### WHAT IS ASKED
Copy out each line containing "Prayagraj" from the entries below.

### MATERIAL FOR THE TASK

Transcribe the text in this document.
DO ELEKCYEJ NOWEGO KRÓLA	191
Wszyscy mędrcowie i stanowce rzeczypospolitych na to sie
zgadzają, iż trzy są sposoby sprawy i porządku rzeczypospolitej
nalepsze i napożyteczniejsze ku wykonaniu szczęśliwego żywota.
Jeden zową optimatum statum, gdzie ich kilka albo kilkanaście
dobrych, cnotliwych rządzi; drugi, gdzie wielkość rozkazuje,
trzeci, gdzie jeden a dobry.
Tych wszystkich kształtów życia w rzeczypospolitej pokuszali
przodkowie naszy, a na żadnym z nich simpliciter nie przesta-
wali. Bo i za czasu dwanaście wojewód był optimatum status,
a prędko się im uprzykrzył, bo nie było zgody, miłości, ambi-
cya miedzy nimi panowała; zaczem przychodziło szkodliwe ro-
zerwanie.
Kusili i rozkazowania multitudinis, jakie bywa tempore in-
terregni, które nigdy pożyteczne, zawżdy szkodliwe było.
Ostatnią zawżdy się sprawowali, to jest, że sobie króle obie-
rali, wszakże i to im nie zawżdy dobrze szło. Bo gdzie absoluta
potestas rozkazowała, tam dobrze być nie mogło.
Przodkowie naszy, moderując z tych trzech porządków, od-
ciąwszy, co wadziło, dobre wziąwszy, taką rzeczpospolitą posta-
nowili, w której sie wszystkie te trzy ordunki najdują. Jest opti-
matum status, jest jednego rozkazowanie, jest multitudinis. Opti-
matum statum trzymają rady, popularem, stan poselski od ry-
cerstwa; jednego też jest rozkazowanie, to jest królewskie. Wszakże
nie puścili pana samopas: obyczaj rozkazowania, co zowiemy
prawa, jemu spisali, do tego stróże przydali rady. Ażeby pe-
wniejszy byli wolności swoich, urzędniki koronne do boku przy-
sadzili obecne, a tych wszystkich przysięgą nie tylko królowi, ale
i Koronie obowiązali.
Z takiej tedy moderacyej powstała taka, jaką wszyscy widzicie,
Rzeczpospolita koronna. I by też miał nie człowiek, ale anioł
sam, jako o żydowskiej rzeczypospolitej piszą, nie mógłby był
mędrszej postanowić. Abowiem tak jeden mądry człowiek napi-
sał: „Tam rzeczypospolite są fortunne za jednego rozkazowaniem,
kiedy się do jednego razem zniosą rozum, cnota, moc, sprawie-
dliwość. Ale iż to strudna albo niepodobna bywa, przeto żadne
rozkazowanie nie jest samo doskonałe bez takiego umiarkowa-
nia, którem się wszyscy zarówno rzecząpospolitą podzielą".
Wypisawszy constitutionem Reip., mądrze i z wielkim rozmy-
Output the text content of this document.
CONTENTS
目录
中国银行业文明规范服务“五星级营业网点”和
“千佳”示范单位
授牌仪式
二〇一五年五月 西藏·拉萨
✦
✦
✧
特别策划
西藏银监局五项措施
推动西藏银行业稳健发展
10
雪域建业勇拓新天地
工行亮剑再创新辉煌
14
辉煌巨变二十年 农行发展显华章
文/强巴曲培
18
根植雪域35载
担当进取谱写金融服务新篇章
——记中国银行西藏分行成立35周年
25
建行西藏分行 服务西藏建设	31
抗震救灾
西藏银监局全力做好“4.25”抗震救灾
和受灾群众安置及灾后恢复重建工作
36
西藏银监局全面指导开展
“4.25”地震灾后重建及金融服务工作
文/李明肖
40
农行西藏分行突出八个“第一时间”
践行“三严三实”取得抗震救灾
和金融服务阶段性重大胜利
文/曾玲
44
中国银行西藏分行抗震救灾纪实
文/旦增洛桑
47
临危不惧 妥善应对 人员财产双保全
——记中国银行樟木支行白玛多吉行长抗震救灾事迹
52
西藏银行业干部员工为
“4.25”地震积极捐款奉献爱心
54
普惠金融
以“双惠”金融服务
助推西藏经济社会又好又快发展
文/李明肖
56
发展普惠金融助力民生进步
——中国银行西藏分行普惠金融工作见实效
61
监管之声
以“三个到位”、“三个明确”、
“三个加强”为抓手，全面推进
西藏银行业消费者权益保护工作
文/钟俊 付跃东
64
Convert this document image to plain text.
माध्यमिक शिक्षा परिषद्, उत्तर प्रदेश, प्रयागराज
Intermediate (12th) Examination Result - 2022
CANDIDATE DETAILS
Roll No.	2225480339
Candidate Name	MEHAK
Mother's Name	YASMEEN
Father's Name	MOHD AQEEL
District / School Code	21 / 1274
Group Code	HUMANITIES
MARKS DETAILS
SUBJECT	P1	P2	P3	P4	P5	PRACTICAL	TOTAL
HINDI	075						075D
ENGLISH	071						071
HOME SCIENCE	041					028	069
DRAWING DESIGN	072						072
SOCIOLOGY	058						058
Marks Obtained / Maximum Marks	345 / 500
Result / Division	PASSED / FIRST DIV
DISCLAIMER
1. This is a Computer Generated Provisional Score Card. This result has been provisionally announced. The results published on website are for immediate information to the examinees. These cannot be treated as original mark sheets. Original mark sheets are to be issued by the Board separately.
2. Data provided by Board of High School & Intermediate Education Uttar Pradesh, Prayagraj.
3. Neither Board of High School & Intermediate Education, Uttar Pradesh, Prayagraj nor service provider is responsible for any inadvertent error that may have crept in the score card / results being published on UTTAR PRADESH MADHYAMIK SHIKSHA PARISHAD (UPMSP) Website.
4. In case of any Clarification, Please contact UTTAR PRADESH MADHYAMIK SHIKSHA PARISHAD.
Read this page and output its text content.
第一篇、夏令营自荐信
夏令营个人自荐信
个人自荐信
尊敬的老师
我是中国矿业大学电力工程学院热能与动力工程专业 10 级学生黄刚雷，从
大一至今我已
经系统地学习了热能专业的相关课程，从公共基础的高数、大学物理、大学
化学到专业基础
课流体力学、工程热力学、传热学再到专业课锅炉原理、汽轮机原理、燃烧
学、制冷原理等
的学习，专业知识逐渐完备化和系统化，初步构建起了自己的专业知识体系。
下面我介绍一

### RESULT OF THE EXERCISE
2. Data provided by Board of High School & Intermediate Education Uttar Pradesh, Prayagraj.
3. Neither Board of High School & Intermediate Education, Uttar Pradesh, Prayagraj nor service provider is responsible for any inadvertent error that may have crept in the score card / results being published on UTTAR PRADESH MADHYAMIK SHIKSHA PARISHAD (UPMSP) Website.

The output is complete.